GIVEN INFORMATION:
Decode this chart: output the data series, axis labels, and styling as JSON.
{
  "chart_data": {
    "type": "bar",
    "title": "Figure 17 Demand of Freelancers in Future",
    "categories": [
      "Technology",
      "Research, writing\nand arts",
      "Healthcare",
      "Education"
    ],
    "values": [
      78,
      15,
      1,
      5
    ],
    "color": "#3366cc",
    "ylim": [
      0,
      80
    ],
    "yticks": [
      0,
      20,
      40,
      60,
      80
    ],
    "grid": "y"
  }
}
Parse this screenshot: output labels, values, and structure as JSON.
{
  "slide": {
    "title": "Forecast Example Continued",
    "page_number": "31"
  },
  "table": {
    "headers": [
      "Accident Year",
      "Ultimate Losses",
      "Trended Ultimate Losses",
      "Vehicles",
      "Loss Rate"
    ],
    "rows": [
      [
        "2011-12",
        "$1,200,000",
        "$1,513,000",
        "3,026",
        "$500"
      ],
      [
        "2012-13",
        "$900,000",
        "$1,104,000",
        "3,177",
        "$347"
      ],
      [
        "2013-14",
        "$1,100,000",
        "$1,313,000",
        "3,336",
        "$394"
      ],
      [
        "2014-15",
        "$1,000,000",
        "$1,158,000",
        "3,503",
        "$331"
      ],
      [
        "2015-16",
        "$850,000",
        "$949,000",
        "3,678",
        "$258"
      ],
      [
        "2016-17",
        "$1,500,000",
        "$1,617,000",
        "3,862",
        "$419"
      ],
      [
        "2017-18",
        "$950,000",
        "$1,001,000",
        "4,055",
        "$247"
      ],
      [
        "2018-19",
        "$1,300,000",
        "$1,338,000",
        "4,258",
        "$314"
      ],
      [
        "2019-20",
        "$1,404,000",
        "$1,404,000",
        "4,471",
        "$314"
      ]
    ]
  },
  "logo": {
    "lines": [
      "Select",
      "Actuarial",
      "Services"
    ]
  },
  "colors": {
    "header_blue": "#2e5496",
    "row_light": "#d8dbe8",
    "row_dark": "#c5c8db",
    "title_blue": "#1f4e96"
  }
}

SHORT PROBLEM: Extract every line from the records above that contains the word "labels".

WRITTEN ANSWER:
Decode this chart: output the data series, axis labels, and styling as JSON.
Parse this screenshot: output labels, values, and structure as JSON.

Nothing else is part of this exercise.